--- begin GIVEN RECORDS ---

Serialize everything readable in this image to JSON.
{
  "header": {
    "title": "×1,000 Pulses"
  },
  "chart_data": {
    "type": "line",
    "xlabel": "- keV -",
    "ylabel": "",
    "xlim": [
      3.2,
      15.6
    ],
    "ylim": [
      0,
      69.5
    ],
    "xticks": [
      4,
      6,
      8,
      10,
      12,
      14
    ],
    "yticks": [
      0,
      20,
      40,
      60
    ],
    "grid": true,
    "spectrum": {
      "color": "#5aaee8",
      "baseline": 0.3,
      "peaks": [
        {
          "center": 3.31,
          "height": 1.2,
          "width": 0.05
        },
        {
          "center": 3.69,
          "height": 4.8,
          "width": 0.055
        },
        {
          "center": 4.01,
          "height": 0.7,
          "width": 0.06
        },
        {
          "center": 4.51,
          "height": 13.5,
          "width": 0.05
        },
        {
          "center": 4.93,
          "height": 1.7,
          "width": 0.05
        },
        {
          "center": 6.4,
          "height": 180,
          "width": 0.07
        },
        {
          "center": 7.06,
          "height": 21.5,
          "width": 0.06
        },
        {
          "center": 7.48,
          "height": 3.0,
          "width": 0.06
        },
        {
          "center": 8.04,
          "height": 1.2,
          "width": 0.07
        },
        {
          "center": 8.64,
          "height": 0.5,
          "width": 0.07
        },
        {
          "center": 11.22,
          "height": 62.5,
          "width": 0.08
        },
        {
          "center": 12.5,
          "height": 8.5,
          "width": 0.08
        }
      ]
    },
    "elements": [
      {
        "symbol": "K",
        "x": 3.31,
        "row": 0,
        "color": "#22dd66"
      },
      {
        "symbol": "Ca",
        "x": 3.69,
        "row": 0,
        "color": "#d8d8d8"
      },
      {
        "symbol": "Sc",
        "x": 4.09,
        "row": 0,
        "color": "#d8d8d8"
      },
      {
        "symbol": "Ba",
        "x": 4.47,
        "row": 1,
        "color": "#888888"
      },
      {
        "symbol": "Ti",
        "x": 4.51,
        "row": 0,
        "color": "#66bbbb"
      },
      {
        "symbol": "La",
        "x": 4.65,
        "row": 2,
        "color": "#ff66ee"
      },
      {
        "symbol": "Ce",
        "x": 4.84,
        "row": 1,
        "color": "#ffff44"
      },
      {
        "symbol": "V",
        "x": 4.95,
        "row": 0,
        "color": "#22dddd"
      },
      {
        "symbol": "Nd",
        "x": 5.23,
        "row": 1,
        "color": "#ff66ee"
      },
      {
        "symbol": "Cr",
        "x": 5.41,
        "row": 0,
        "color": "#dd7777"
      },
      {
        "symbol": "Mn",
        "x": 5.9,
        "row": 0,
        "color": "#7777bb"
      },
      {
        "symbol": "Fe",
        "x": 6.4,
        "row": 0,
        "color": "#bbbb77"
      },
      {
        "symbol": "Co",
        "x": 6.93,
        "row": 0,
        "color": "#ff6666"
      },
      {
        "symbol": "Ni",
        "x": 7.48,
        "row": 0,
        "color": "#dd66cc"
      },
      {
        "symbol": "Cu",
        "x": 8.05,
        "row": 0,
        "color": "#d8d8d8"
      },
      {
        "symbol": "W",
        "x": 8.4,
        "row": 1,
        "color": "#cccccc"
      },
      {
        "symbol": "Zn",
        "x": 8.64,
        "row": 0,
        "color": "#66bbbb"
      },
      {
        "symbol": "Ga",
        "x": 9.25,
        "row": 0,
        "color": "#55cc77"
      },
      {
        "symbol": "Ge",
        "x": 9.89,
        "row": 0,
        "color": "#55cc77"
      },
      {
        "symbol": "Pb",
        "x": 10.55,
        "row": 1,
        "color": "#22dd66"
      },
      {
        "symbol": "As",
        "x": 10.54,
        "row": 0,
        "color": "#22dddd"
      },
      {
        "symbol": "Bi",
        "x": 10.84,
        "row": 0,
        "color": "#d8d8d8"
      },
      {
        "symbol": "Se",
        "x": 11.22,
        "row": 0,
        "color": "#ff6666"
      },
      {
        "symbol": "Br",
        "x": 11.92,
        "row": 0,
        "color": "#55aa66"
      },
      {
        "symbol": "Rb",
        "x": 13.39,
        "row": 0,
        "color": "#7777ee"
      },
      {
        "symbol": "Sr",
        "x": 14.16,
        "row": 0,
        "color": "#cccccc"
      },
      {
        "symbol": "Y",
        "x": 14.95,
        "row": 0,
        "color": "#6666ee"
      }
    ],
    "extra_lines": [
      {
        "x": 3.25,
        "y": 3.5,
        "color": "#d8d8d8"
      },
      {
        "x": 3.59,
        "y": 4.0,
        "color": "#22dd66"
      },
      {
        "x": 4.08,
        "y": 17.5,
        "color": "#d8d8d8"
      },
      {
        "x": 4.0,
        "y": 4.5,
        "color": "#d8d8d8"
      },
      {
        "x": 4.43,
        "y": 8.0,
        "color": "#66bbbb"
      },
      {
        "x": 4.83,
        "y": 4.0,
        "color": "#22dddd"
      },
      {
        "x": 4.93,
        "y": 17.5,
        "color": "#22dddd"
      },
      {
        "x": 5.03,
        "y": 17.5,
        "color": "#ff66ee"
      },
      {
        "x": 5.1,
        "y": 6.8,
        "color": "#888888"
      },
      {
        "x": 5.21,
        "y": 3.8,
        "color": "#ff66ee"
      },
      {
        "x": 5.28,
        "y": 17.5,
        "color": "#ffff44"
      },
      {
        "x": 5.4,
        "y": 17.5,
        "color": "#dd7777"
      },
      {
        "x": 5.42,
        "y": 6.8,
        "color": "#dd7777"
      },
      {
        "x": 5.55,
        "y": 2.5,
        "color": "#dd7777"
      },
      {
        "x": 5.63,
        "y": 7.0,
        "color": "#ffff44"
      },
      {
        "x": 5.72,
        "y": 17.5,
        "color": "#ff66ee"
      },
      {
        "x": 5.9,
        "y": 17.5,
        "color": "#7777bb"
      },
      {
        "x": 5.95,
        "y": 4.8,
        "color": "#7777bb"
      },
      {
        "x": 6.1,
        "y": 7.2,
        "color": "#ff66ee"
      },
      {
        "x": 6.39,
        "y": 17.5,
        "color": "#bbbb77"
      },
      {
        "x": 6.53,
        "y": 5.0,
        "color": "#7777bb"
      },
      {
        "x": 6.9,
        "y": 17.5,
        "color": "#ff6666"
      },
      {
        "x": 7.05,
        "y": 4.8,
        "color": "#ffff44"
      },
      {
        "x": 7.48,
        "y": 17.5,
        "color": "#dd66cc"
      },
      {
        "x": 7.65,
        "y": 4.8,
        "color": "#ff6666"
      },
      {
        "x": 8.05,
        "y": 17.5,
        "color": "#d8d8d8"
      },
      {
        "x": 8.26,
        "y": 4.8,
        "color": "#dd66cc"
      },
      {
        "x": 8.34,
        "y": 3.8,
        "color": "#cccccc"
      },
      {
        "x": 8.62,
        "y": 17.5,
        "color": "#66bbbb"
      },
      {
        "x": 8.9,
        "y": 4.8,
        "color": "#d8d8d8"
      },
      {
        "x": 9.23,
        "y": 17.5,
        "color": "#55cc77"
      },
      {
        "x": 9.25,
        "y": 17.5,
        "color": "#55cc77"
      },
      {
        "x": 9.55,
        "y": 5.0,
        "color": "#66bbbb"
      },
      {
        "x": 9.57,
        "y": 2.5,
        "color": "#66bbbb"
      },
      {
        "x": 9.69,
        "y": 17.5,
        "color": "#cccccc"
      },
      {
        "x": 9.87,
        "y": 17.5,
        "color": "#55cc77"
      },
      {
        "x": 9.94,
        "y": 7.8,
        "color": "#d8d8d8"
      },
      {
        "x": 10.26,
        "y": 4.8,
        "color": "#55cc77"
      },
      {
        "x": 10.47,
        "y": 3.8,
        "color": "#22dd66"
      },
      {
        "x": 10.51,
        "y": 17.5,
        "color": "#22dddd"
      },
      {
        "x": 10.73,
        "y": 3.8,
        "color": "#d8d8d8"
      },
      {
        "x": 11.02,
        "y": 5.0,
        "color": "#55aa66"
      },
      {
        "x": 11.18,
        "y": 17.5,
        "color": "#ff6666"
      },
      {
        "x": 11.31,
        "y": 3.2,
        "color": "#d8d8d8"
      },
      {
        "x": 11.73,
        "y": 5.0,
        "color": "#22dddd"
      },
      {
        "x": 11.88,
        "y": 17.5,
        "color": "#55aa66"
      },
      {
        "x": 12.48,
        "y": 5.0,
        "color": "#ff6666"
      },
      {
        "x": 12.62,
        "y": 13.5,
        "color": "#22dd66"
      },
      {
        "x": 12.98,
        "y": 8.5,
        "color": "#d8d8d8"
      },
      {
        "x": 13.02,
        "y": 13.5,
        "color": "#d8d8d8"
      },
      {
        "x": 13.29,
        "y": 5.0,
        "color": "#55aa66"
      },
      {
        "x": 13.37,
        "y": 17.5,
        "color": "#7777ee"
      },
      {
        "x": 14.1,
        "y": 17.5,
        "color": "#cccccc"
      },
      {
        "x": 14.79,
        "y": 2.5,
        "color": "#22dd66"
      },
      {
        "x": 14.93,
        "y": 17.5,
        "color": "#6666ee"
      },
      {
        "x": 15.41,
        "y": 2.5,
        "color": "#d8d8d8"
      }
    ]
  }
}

--- end GIVEN RECORDS ---

From the records above, pull out every line containing the word "center".

**PROBLEM SOLUTION**
          "center": 3.31,
          "center": 3.69,
          "center": 4.01,
          "center": 4.51,
          "center": 4.93,
          "center": 6.4,
          "center": 7.06,
          "center": 7.48,
          "center": 8.04,
          "center": 8.64,
          "center": 11.22,
          "center": 12.5,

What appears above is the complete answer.